## Task brief
Pick out each line in these entries that contains the string "TradingView".

::: Supplied material :::

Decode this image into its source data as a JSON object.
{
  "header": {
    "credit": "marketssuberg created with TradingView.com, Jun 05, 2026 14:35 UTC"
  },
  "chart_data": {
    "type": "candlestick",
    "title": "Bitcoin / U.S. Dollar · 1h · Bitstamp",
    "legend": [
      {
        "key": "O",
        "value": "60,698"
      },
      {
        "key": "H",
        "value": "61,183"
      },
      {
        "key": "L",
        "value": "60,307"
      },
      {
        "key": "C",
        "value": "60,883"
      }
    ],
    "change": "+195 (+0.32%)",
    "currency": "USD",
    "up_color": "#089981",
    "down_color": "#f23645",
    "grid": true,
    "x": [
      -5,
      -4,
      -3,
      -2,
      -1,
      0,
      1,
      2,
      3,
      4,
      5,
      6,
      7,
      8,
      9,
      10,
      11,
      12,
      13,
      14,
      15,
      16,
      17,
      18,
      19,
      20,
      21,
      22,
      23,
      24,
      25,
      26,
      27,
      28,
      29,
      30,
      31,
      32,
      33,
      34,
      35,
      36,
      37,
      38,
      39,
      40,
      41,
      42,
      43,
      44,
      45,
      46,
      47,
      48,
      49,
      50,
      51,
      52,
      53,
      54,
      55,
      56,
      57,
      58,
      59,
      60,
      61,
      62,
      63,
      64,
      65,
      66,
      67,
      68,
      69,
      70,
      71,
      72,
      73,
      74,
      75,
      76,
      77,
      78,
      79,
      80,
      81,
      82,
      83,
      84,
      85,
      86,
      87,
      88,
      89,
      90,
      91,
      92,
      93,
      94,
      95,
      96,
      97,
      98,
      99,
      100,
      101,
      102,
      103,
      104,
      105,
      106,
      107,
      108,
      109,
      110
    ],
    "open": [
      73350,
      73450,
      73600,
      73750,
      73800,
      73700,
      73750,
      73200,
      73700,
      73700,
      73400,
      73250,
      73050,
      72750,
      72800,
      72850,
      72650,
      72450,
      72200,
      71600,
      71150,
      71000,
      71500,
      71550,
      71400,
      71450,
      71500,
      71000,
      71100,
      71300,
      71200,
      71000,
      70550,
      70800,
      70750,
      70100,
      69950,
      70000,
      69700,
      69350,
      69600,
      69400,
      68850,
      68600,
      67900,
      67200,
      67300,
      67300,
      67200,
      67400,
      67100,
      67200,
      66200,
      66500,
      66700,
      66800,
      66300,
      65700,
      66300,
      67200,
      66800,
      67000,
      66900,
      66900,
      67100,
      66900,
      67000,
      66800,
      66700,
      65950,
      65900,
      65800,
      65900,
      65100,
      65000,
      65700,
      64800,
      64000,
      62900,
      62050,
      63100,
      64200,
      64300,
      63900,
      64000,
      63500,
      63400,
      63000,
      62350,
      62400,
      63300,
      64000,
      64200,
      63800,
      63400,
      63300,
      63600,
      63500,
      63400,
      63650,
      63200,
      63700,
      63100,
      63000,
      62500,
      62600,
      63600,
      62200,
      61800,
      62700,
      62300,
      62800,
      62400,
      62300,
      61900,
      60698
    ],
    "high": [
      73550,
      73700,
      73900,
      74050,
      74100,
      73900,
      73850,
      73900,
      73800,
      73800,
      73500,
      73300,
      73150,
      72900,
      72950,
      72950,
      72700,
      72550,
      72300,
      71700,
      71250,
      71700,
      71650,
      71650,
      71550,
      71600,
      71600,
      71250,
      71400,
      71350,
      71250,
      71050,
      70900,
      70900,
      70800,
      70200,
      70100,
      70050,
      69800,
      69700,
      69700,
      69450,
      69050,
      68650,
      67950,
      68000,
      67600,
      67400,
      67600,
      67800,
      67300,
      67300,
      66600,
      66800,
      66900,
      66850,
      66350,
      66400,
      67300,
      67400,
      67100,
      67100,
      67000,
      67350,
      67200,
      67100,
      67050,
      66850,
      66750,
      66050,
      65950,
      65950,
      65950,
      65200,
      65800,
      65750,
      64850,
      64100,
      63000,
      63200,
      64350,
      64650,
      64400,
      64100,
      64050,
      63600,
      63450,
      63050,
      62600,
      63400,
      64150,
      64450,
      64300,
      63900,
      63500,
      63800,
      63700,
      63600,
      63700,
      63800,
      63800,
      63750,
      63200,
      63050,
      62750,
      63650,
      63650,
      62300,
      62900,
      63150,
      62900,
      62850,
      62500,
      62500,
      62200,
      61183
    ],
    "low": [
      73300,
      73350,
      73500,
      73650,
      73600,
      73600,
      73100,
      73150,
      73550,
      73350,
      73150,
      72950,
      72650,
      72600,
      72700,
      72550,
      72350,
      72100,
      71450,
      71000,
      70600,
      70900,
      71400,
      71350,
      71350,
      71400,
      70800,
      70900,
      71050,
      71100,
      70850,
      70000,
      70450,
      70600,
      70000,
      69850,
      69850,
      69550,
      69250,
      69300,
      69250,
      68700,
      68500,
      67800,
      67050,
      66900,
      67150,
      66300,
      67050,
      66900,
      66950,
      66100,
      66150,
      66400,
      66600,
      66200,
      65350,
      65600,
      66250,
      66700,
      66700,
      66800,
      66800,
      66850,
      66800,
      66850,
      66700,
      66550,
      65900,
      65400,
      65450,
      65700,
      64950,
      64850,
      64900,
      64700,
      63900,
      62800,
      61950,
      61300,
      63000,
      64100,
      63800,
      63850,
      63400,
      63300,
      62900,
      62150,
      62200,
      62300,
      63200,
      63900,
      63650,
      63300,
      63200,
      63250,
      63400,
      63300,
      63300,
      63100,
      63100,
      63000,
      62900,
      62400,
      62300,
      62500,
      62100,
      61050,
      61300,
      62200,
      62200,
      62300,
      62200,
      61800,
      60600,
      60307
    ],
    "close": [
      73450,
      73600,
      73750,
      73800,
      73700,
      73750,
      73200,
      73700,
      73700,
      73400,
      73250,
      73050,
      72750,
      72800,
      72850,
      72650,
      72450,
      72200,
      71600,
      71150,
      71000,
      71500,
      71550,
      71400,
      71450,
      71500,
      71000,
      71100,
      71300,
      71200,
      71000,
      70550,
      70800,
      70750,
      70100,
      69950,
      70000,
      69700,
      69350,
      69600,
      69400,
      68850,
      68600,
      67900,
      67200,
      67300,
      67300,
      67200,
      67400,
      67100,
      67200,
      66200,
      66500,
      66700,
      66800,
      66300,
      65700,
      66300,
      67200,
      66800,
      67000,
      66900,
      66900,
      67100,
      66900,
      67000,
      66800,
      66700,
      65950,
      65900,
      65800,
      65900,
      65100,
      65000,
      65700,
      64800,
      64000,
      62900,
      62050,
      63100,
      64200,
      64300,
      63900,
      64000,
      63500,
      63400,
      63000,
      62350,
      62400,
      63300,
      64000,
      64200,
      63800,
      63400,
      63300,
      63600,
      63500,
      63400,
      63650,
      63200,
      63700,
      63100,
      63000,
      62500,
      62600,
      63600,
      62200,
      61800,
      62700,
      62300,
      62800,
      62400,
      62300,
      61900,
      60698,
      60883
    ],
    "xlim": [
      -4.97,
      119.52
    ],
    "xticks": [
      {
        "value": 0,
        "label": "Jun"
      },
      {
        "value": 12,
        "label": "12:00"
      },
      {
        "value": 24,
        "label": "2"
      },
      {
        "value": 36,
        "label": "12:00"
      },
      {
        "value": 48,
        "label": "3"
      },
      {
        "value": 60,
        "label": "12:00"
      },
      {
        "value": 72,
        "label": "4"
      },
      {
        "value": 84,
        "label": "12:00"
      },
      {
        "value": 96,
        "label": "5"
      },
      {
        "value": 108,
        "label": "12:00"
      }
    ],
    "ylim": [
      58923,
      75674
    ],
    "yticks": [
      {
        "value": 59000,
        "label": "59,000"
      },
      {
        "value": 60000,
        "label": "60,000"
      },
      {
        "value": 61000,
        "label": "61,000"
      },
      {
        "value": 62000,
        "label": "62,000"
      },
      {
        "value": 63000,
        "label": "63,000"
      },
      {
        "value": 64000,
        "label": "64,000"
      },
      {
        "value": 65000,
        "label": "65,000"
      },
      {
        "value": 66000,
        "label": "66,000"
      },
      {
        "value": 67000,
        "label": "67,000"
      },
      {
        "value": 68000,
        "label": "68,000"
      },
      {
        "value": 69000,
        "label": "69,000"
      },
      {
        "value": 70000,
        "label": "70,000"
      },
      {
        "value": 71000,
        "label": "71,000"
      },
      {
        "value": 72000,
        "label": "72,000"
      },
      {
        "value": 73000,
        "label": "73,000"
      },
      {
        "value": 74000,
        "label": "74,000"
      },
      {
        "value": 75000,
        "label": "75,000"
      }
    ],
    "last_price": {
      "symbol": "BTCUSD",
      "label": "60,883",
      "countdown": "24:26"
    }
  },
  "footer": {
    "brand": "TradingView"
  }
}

:::

## Solution to this exercise
    "credit": "marketssuberg created with TradingView.com, Jun 05, 2026 14:35 UTC"
    "brand": "TradingView"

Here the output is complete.